◆ SET TASK
Locate the line that contains "Output the text content of this document.". Print it and each following line through the end of the listing, verbatim, and nothing more.

Lines of data
-- BEGIN --
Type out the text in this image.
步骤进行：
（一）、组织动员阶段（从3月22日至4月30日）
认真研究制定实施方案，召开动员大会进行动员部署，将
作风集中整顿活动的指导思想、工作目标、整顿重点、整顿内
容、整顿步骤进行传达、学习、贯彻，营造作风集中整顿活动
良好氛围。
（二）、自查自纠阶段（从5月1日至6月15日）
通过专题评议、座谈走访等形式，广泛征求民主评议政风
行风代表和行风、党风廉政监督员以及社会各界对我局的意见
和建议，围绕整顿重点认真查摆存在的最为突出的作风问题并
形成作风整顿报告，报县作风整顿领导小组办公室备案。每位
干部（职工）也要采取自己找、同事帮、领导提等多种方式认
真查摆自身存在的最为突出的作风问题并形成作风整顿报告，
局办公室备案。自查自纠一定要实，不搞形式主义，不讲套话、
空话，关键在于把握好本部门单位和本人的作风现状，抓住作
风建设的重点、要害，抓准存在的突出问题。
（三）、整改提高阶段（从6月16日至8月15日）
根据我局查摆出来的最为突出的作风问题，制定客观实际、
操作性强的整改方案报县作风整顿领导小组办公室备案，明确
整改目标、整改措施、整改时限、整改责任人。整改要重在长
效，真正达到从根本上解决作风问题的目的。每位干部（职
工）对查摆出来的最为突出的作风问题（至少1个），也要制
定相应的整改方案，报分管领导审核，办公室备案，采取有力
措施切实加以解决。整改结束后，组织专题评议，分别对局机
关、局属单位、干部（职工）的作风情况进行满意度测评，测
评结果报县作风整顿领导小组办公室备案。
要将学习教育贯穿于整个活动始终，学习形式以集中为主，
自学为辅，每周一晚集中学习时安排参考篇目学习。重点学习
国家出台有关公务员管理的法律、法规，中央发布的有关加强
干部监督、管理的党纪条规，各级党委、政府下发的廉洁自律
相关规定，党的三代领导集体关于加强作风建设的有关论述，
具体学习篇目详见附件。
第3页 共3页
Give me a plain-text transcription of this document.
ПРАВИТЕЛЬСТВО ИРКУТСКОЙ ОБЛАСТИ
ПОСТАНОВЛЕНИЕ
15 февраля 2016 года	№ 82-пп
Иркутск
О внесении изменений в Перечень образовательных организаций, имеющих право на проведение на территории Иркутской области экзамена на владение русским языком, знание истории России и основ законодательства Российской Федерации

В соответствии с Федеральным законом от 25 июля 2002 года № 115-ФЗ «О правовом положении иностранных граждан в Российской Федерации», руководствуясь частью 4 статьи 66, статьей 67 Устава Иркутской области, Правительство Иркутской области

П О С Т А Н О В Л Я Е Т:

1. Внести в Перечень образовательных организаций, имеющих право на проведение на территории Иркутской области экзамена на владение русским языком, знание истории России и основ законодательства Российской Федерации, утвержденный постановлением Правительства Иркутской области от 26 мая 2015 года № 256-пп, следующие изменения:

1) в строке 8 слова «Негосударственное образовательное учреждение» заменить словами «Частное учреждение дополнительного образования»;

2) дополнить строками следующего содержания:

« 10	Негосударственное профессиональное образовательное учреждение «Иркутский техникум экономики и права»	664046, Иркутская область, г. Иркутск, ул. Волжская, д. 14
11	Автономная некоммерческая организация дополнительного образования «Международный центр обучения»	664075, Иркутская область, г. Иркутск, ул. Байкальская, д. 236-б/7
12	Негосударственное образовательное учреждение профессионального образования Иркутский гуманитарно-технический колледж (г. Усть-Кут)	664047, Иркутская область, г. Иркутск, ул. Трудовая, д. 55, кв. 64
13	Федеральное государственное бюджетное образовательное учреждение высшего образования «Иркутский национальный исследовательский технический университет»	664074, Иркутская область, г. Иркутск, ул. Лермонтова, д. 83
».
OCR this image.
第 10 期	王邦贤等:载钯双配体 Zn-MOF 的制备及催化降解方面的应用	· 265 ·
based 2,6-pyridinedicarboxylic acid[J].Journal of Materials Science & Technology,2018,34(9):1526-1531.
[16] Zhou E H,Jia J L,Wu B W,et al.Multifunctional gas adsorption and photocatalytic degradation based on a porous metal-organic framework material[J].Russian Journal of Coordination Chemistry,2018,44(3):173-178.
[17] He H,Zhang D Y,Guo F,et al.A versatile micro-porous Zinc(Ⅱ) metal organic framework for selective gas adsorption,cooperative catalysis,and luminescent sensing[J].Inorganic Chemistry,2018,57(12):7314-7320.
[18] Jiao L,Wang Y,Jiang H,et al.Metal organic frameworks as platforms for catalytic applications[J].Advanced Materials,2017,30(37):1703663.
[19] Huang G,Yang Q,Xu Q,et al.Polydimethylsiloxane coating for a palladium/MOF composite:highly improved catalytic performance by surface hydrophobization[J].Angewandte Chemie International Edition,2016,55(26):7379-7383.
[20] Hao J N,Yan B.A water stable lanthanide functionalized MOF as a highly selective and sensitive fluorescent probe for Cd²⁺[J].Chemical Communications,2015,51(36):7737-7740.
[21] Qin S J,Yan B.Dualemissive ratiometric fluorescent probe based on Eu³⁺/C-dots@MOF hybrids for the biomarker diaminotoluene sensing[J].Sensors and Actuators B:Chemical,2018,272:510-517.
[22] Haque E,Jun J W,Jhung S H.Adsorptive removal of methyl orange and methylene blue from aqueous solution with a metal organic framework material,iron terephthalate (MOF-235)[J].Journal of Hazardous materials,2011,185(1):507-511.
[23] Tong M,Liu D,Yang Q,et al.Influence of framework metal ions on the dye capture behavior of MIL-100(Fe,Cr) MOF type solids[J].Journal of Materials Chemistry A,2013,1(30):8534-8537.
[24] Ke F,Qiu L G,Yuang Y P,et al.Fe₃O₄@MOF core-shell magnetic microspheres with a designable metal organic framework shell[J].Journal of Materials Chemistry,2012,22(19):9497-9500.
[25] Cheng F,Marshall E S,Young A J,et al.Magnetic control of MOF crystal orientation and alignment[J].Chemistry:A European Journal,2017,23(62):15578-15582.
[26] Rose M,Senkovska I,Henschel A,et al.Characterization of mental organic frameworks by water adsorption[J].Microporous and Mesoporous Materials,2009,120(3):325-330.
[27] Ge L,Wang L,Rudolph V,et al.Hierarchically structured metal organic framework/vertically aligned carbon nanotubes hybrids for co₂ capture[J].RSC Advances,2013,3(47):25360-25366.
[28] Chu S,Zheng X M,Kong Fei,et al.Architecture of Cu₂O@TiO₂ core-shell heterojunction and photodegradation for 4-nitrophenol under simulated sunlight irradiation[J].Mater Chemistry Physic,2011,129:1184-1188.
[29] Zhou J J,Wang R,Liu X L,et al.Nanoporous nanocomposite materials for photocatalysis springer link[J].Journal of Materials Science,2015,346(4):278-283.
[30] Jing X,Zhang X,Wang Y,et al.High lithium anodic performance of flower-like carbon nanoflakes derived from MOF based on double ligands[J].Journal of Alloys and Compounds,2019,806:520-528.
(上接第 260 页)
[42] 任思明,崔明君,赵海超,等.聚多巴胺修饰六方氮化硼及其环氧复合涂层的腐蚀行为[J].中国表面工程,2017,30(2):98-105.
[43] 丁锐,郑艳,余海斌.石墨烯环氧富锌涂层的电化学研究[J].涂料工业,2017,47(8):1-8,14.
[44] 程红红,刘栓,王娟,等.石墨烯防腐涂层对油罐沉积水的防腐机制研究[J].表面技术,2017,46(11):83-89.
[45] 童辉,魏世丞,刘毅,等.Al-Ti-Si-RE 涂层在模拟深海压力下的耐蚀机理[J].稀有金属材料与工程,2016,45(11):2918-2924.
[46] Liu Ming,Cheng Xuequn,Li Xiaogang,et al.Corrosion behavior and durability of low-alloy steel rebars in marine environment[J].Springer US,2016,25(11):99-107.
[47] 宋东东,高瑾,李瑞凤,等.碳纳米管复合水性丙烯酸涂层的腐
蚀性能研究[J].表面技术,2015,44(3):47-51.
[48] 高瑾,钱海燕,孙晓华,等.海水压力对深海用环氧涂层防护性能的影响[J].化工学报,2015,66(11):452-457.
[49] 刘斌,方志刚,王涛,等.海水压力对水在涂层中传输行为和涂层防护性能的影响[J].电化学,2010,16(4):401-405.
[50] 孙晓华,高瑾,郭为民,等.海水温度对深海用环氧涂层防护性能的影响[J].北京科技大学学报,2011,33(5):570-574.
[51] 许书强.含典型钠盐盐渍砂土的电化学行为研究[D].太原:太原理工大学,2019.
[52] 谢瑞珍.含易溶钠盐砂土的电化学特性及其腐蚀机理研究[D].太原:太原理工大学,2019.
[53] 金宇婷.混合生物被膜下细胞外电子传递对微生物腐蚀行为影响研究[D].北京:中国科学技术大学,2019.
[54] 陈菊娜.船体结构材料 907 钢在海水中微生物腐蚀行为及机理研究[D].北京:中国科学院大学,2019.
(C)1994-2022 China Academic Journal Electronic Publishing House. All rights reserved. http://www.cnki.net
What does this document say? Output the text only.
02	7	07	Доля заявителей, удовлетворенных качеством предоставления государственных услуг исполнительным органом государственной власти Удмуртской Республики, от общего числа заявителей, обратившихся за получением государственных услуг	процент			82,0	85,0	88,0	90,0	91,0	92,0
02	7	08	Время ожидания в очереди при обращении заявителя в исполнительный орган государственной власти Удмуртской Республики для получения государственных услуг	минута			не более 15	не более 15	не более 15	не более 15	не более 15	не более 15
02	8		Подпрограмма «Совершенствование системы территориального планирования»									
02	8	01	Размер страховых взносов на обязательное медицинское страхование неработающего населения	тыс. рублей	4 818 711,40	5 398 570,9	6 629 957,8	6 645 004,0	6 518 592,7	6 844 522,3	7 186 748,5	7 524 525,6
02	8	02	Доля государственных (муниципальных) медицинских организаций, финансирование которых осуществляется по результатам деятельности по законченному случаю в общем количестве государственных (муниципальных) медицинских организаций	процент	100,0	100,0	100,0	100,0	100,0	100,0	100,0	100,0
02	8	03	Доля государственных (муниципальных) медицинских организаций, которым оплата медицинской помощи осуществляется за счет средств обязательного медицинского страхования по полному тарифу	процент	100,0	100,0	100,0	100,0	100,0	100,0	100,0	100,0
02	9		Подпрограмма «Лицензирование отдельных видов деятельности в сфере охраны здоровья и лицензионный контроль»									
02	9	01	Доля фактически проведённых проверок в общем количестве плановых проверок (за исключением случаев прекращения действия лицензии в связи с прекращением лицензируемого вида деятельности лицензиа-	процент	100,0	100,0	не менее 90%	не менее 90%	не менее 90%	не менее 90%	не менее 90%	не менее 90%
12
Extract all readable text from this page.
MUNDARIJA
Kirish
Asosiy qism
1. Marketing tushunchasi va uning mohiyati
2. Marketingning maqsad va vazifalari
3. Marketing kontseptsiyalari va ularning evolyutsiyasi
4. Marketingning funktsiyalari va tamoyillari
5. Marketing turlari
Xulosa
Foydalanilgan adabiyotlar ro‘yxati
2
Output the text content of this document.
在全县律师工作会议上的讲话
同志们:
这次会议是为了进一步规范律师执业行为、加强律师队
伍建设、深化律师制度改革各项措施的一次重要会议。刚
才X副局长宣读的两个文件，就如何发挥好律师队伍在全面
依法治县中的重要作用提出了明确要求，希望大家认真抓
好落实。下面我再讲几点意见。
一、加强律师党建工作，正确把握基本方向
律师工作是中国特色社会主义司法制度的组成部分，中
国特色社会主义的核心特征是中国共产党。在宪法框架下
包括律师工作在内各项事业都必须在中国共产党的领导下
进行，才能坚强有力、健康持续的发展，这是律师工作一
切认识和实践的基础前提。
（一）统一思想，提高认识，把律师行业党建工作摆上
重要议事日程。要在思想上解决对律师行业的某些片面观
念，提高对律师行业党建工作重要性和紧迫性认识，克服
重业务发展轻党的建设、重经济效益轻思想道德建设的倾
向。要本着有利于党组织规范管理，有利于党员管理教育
-- END --
◆ PROBLEM SOLUTION
Output the text content of this document.
在全县律师工作会议上的讲话
同志们:
这次会议是为了进一步规范律师执业行为、加强律师队
伍建设、深化律师制度改革各项措施的一次重要会议。刚
才X副局长宣读的两个文件，就如何发挥好律师队伍在全面
依法治县中的重要作用提出了明确要求，希望大家认真抓
好落实。下面我再讲几点意见。
一、加强律师党建工作，正确把握基本方向
律师工作是中国特色社会主义司法制度的组成部分，中
国特色社会主义的核心特征是中国共产党。在宪法框架下
包括律师工作在内各项事业都必须在中国共产党的领导下
进行，才能坚强有力、健康持续的发展，这是律师工作一
切认识和实践的基础前提。
（一）统一思想，提高认识，把律师行业党建工作摆上
重要议事日程。要在思想上解决对律师行业的某些片面观
念，提高对律师行业党建工作重要性和紧迫性认识，克服
重业务发展轻党的建设、重经济效益轻思想道德建设的倾
向。要本着有利于党组织规范管理，有利于党员管理教育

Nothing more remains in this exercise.